--- start Given records ---
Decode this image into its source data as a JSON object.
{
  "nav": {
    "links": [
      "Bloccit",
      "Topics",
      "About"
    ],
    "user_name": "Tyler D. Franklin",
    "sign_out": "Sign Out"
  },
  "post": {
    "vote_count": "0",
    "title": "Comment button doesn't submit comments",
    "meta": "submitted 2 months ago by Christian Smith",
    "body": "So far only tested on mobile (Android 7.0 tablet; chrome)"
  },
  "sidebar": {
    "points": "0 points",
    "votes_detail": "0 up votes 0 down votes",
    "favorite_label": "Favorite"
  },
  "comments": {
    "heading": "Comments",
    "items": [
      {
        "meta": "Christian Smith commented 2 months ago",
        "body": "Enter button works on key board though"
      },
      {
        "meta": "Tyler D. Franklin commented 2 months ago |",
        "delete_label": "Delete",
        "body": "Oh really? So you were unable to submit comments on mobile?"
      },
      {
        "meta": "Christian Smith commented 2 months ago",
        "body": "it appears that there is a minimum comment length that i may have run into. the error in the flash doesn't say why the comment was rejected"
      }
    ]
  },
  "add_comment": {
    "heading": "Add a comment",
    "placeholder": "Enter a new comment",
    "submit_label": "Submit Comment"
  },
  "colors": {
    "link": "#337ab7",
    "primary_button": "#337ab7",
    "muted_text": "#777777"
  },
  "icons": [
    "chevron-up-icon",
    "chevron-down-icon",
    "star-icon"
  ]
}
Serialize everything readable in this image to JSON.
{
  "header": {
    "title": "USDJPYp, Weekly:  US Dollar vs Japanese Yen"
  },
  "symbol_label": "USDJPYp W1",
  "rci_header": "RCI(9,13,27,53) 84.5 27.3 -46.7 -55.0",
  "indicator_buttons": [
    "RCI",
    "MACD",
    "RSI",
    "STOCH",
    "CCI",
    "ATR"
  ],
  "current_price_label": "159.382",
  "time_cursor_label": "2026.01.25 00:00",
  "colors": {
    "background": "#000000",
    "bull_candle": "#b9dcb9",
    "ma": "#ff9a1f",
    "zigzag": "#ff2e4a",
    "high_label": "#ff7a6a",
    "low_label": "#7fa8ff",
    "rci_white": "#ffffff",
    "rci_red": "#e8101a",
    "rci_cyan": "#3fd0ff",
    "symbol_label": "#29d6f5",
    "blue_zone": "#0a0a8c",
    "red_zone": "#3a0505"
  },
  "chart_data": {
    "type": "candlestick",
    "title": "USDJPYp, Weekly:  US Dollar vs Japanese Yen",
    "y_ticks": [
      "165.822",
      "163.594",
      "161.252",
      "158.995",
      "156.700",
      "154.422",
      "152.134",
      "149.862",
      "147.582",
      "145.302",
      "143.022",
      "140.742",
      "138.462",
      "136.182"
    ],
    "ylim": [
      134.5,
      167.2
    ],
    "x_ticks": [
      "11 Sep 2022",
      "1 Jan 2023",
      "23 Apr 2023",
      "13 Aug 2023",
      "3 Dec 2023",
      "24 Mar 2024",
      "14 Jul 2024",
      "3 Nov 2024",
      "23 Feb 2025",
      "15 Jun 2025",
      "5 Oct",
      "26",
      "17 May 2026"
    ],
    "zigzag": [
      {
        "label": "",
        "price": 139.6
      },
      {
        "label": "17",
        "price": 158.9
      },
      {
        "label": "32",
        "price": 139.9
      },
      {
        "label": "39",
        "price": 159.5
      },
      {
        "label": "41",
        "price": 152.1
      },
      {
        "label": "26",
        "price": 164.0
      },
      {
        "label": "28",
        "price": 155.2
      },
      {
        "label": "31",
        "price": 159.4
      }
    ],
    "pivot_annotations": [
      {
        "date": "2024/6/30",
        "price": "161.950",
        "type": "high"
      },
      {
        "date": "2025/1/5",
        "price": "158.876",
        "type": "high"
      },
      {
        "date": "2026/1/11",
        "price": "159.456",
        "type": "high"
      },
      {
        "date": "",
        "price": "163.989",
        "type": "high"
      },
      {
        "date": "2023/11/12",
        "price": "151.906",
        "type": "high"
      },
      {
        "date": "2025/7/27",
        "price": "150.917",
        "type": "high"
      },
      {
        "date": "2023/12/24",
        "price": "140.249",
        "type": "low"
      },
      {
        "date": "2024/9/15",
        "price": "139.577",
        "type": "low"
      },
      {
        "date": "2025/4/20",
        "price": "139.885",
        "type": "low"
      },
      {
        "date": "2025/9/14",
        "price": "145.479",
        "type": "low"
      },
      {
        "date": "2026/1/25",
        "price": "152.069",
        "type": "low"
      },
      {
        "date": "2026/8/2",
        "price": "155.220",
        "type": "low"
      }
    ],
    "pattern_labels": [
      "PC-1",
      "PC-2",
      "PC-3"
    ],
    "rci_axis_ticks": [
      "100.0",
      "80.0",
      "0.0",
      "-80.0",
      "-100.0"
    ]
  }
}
--- end Given records ---
Print the material verbatim, all of it.

Decode this image into its source data as a JSON object.
{
  "nav": {
    "links": [
      "Bloccit",
      "Topics",
      "About"
    ],
    "user_name": "Tyler D. Franklin",
    "sign_out": "Sign Out"
  },
  "post": {
    "vote_count": "0",
    "title": "Comment button doesn't submit comments",
    "meta": "submitted 2 months ago by Christian Smith",
    "body": "So far only tested on mobile (Android 7.0 tablet; chrome)"
  },
  "sidebar": {
    "points": "0 points",
    "votes_detail": "0 up votes 0 down votes",
    "favorite_label": "Favorite"
  },
  "comments": {
    "heading": "Comments",
    "items": [
      {
        "meta": "Christian Smith commented 2 months ago",
        "body": "Enter button works on key board though"
      },
      {
        "meta": "Tyler D. Franklin commented 2 months ago |",
        "delete_label": "Delete",
        "body": "Oh really? So you were unable to submit comments on mobile?"
      },
      {
        "meta": "Christian Smith commented 2 months ago",
        "body": "it appears that there is a minimum comment length that i may have run into. the error in the flash doesn't say why the comment was rejected"
      }
    ]
  },
  "add_comment": {
    "heading": "Add a comment",
    "placeholder": "Enter a new comment",
    "submit_label": "Submit Comment"
  },
  "colors": {
    "link": "#337ab7",
    "primary_button": "#337ab7",
    "muted_text": "#777777"
  },
  "icons": [
    "chevron-up-icon",
    "chevron-down-icon",
    "star-icon"
  ]
}
Serialize everything readable in this image to JSON.
{
  "header": {
    "title": "USDJPYp, Weekly:  US Dollar vs Japanese Yen"
  },
  "symbol_label": "USDJPYp W1",
  "rci_header": "RCI(9,13,27,53) 84.5 27.3 -46.7 -55.0",
  "indicator_buttons": [
    "RCI",
    "MACD",
    "RSI",
    "STOCH",
    "CCI",
    "ATR"
  ],
  "current_price_label": "159.382",
  "time_cursor_label": "2026.01.25 00:00",
  "colors": {
    "background": "#000000",
    "bull_candle": "#b9dcb9",
    "ma": "#ff9a1f",
    "zigzag": "#ff2e4a",
    "high_label": "#ff7a6a",
    "low_label": "#7fa8ff",
    "rci_white": "#ffffff",
    "rci_red": "#e8101a",
    "rci_cyan": "#3fd0ff",
    "symbol_label": "#29d6f5",
    "blue_zone": "#0a0a8c",
    "red_zone": "#3a0505"
  },
  "chart_data": {
    "type": "candlestick",
    "title": "USDJPYp, Weekly:  US Dollar vs Japanese Yen",
    "y_ticks": [
      "165.822",
      "163.594",
      "161.252",
      "158.995",
      "156.700",
      "154.422",
      "152.134",
      "149.862",
      "147.582",
      "145.302",
      "143.022",
      "140.742",
      "138.462",
      "136.182"
    ],
    "ylim": [
      134.5,
      167.2
    ],
    "x_ticks": [
      "11 Sep 2022",
      "1 Jan 2023",
      "23 Apr 2023",
      "13 Aug 2023",
      "3 Dec 2023",
      "24 Mar 2024",
      "14 Jul 2024",
      "3 Nov 2024",
      "23 Feb 2025",
      "15 Jun 2025",
      "5 Oct",
      "26",
      "17 May 2026"
    ],
    "zigzag": [
      {
        "label": "",
        "price": 139.6
      },
      {
        "label": "17",
        "price": 158.9
      },
      {
        "label": "32",
        "price": 139.9
      },
      {
        "label": "39",
        "price": 159.5
      },
      {
        "label": "41",
        "price": 152.1
      },
      {
        "label": "26",
        "price": 164.0
      },
      {
        "label": "28",
        "price": 155.2
      },
      {
        "label": "31",
        "price": 159.4
      }
    ],
    "pivot_annotations": [
      {
        "date": "2024/6/30",
        "price": "161.950",
        "type": "high"
      },
      {
        "date": "2025/1/5",
        "price": "158.876",
        "type": "high"
      },
      {
        "date": "2026/1/11",
        "price": "159.456",
        "type": "high"
      },
      {
        "date": "",
        "price": "163.989",
        "type": "high"
      },
      {
        "date": "2023/11/12",
        "price": "151.906",
        "type": "high"
      },
      {
        "date": "2025/7/27",
        "price": "150.917",
        "type": "high"
      },
      {
        "date": "2023/12/24",
        "price": "140.249",
        "type": "low"
      },
      {
        "date": "2024/9/15",
        "price": "139.577",
        "type": "low"
      },
      {
        "date": "2025/4/20",
        "price": "139.885",
        "type": "low"
      },
      {
        "date": "2025/9/14",
        "price": "145.479",
        "type": "low"
      },
      {
        "date": "2026/1/25",
        "price": "152.069",
        "type": "low"
      },
      {
        "date": "2026/8/2",
        "price": "155.220",
        "type": "low"
      }
    ],
    "pattern_labels": [
      "PC-1",
      "PC-2",
      "PC-3"
    ],
    "rci_axis_ticks": [
      "100.0",
      "80.0",
      "0.0",
      "-80.0",
      "-100.0"
    ]
  }
}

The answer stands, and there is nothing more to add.